■ EXTRACTED MATERIAL:
"""

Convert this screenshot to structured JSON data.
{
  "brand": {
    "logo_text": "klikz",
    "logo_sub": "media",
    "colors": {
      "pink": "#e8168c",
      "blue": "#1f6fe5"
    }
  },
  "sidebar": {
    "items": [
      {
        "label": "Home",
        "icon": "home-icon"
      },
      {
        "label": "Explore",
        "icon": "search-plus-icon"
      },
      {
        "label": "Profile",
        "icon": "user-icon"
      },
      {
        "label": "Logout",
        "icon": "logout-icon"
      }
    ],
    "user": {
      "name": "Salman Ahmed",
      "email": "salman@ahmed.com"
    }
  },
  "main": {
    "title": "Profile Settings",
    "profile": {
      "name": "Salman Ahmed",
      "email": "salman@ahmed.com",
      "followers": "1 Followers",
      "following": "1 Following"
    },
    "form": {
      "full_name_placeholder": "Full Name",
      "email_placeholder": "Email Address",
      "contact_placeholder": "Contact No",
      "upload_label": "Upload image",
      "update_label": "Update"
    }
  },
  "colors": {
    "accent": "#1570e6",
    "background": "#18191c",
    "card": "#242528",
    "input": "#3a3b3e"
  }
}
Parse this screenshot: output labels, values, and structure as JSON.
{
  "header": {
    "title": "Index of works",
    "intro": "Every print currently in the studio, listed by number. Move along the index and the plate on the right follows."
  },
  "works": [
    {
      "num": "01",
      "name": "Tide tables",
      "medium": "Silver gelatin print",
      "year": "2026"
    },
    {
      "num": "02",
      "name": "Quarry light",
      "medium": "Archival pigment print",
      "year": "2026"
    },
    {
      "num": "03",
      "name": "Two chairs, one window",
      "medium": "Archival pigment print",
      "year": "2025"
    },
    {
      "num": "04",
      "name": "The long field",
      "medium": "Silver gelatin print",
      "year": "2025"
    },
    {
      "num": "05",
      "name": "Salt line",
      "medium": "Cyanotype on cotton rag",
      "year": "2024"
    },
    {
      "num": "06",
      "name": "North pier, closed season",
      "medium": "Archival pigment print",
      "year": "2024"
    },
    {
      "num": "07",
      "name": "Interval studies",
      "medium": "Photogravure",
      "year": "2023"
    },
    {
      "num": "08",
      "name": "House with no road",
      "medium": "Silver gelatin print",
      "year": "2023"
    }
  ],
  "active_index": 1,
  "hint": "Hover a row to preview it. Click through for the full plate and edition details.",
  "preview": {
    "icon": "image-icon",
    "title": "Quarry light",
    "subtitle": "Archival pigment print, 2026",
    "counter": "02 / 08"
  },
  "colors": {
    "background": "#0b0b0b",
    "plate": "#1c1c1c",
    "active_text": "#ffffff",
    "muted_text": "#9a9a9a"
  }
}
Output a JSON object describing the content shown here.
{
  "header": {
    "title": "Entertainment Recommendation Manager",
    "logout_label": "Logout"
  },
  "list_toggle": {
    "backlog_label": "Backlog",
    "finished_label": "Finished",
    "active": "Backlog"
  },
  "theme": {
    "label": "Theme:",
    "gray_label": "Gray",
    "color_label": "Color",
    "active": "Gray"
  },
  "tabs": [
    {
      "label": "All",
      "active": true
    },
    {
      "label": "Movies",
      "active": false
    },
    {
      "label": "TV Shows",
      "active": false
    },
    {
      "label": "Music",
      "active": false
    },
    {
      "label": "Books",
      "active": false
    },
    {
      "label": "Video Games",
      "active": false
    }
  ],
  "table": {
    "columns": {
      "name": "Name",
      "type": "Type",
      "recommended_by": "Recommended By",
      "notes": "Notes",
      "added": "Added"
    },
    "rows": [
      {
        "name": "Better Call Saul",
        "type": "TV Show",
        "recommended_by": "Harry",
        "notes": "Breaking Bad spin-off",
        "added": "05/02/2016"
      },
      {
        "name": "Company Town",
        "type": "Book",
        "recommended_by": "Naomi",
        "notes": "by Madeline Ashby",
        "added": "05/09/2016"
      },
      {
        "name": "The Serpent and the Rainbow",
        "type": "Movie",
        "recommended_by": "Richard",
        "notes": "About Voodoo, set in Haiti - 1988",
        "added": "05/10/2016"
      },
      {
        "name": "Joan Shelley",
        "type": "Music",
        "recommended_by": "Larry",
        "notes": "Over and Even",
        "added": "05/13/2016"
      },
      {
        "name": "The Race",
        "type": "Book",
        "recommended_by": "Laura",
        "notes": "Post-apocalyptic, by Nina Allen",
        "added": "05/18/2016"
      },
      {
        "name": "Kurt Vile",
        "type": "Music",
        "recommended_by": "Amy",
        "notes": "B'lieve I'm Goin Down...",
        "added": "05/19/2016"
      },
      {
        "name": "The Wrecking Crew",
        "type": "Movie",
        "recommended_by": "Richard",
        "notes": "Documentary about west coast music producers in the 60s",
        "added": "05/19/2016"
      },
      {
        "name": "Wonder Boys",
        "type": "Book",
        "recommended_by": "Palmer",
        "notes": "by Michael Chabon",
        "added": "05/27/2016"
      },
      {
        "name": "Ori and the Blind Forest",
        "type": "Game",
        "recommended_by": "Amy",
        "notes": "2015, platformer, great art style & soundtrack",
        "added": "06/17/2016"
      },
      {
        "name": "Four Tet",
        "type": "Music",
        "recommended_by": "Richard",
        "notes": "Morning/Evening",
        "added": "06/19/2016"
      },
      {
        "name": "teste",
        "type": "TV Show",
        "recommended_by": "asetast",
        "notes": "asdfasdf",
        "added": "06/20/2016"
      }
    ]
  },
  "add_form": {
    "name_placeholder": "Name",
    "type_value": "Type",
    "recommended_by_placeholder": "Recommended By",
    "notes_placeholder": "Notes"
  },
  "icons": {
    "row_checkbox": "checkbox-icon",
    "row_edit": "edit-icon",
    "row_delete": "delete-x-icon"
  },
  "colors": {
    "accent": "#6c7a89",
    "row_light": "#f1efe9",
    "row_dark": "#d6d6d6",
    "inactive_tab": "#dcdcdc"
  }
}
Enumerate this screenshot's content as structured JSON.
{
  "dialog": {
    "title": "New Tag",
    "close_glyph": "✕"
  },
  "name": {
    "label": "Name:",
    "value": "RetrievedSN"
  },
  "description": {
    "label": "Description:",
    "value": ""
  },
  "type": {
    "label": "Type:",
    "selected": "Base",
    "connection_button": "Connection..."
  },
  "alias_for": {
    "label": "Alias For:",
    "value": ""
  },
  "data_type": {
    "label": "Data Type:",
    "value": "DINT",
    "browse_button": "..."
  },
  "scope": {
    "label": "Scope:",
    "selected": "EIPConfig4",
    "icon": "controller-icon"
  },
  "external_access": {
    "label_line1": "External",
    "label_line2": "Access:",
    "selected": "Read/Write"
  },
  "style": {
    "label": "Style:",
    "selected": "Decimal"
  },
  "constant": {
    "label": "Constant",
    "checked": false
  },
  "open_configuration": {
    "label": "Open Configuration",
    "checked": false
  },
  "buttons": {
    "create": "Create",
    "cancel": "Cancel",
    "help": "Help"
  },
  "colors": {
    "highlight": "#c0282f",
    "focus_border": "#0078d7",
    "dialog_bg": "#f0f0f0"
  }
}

"""

Select every line where the word "Backlog" occurs.

■ EXERCISE RESULT:
    "backlog_label": "Backlog",
    "active": "Backlog"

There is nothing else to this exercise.